**INSTRUCTION:** Extract all lines containing "образцов".

**MATERIAL PROVIDED:**
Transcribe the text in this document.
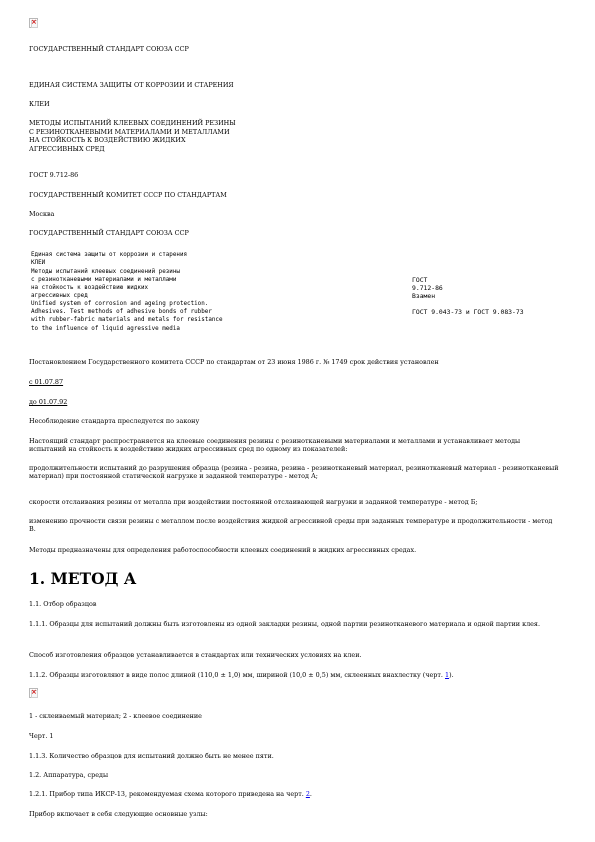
×
ГОСУДАРСТВЕННЫЙ СТАНДАРТ СОЮЗА ССР
ЕДИНАЯ СИСТЕМА ЗАЩИТЫ ОТ КОРРОЗИИ И СТАРЕНИЯ
КЛЕИ
МЕТОДЫ ИСПЫТАНИЙ КЛЕЕВЫХ СОЕДИНЕНИЙ РЕЗИНЫ
С РЕЗИНОТКАНЕВЫМИ МАТЕРИАЛАМИ И МЕТАЛЛАМИ
НА СТОЙКОСТЬ К ВОЗДЕЙСТВИЮ ЖИДКИХ
АГРЕССИВНЫХ СРЕД
ГОСТ 9.712-86
ГОСУДАРСТВЕННЫЙ КОМИТЕТ СССР ПО СТАНДАРТАМ
Москва
ГОСУДАРСТВЕННЫЙ СТАНДАРТ СОЮЗА ССР
Единая система защиты от коррозии и старения
КЛЕИ
Методы испытаний клеевых соединений резины
с резинотканевыми материалами и металлами
на стойкость к воздействию жидких
агрессивных сред
Unified system of corrosion and ageing protection.
Adhesives. Test methods of adhesive bonds of rubber
with rubber-fabric materials and metals for resistance
to the influence of liquid agressive media
ГОСТ
9.712-86
Взамен
ГОСТ 9.043-73 и ГОСТ 9.083-73
Постановлением Государственного комитета СССР по стандартам от 23 июня 1986 г. № 1749 срок действия установлен
с 01.07.87
до 01.07.92
Несоблюдение стандарта преследуется по закону
Настоящий стандарт распространяется на клеевые соединения резины с резинотканевыми материалами и металлами и устанавливает методы испытаний на стойкость к воздействию жидких агрессивных сред по одному из показателей:
продолжительности испытаний до разрушения образца (резина - резина, резина - резинотканевый материал, резинотканевый материал - резинотканевый материал) при постоянной статической нагрузке и заданной температуре - метод А;
скорости отслаивания резины от металла при воздействии постоянной отслаивающей нагрузки и заданной температуре - метод Б;
изменению прочности связи резины с металлом после воздействия жидкой агрессивной среды при заданных температуре и продолжительности - метод В.
Методы предназначены для определения работоспособности клеевых соединений в жидких агрессивных средах.
1. МЕТОД А
1.1. Отбор образцов
1.1.1. Образцы для испытаний должны быть изготовлены из одной закладки резины, одной партии резинотканевого материала и одной партии клея.
Способ изготовления образцов устанавливается в стандартах или технических условиях на клеи.
1.1.2. Образцы изготовляют в виде полос длиной (110,0 ± 1,0) мм, шириной (10,0 ± 0,5) мм, склеенных внахлестку (черт. 1).
×
1 - склеиваемый материал; 2 - клеевое соединение
Черт. 1
1.1.3. Количество образцов для испытаний должно быть не менее пяти.
1.2. Аппаратура, среды
1.2.1. Прибор типа ИКСР-13, рекомендуемая схема которого приведена на черт. 2.
Прибор включает в себя следующие основные узлы:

**ANSWER IN FULL:**
1.1. Отбор образцов
Способ изготовления образцов устанавливается в стандартах или технических условиях на клеи.
1.1.3. Количество образцов для испытаний должно быть не менее пяти.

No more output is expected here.